■ WHAT YOU WILL DO: Your task is to output the data exactly as it stands.

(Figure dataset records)
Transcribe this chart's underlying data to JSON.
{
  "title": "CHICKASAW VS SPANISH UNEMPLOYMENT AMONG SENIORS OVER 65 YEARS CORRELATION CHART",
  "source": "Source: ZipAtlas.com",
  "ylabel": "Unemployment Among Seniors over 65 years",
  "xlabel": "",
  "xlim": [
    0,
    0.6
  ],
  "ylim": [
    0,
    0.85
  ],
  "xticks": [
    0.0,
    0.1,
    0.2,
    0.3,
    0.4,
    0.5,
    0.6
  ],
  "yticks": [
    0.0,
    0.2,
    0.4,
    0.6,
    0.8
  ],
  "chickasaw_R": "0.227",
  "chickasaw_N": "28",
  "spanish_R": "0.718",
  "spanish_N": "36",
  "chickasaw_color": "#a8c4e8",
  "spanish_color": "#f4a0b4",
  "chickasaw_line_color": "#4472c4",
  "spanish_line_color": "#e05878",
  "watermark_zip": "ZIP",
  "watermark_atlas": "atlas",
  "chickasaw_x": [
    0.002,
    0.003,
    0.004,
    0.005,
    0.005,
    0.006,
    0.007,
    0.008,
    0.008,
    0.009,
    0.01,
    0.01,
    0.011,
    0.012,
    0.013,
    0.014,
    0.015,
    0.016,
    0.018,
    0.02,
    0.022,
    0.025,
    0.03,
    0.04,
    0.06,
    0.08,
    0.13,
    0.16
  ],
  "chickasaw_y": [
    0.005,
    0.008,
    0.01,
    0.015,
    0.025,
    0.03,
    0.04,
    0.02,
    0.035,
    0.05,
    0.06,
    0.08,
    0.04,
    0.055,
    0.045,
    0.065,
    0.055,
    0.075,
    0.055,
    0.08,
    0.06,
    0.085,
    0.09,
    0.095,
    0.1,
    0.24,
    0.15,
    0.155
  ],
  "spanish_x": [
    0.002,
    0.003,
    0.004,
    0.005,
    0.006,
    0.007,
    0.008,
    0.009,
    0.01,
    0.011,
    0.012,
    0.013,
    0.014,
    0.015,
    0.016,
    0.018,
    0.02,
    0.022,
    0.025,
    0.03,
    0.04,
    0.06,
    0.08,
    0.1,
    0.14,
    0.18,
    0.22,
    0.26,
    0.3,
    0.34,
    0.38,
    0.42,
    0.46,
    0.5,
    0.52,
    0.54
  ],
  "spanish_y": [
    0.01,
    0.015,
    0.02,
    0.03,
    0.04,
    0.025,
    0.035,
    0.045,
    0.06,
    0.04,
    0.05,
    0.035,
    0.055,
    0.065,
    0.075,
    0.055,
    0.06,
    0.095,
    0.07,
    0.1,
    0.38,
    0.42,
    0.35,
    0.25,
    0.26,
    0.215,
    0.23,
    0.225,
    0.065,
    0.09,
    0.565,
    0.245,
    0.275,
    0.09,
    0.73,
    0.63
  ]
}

■ ANSWER:
Transcribe this chart's underlying data to JSON.
{
  "title": "CHICKASAW VS SPANISH UNEMPLOYMENT AMONG SENIORS OVER 65 YEARS CORRELATION CHART",
  "source": "Source: ZipAtlas.com",
  "ylabel": "Unemployment Among Seniors over 65 years",
  "xlabel": "",
  "xlim": [
    0,
    0.6
  ],
  "ylim": [
    0,
    0.85
  ],
  "xticks": [
    0.0,
    0.1,
    0.2,
    0.3,
    0.4,
    0.5,
    0.6
  ],
  "yticks": [
    0.0,
    0.2,
    0.4,
    0.6,
    0.8
  ],
  "chickasaw_R": "0.227",
  "chickasaw_N": "28",
  "spanish_R": "0.718",
  "spanish_N": "36",
  "chickasaw_color": "#a8c4e8",
  "spanish_color": "#f4a0b4",
  "chickasaw_line_color": "#4472c4",
  "spanish_line_color": "#e05878",
  "watermark_zip": "ZIP",
  "watermark_atlas": "atlas",
  "chickasaw_x": [
    0.002,
    0.003,
    0.004,
    0.005,
    0.005,
    0.006,
    0.007,
    0.008,
    0.008,
    0.009,
    0.01,
    0.01,
    0.011,
    0.012,
    0.013,
    0.014,
    0.015,
    0.016,
    0.018,
    0.02,
    0.022,
    0.025,
    0.03,
    0.04,
    0.06,
    0.08,
    0.13,
    0.16
  ],
  "chickasaw_y": [
    0.005,
    0.008,
    0.01,
    0.015,
    0.025,
    0.03,
    0.04,
    0.02,
    0.035,
    0.05,
    0.06,
    0.08,
    0.04,
    0.055,
    0.045,
    0.065,
    0.055,
    0.075,
    0.055,
    0.08,
    0.06,
    0.085,
    0.09,
    0.095,
    0.1,
    0.24,
    0.15,
    0.155
  ],
  "spanish_x": [
    0.002,
    0.003,
    0.004,
    0.005,
    0.006,
    0.007,
    0.008,
    0.009,
    0.01,
    0.011,
    0.012,
    0.013,
    0.014,
    0.015,
    0.016,
    0.018,
    0.02,
    0.022,
    0.025,
    0.03,
    0.04,
    0.06,
    0.08,
    0.1,
    0.14,
    0.18,
    0.22,
    0.26,
    0.3,
    0.34,
    0.38,
    0.42,
    0.46,
    0.5,
    0.52,
    0.54
  ],
  "spanish_y": [
    0.01,
    0.015,
    0.02,
    0.03,
    0.04,
    0.025,
    0.035,
    0.045,
    0.06,
    0.04,
    0.05,
    0.035,
    0.055,
    0.065,
    0.075,
    0.055,
    0.06,
    0.095,
    0.07,
    0.1,
    0.38,
    0.42,
    0.35,
    0.25,
    0.26,
    0.215,
    0.23,
    0.225,
    0.065,
    0.09,
    0.565,
    0.245,
    0.275,
    0.09,
    0.73,
    0.63
  ]
}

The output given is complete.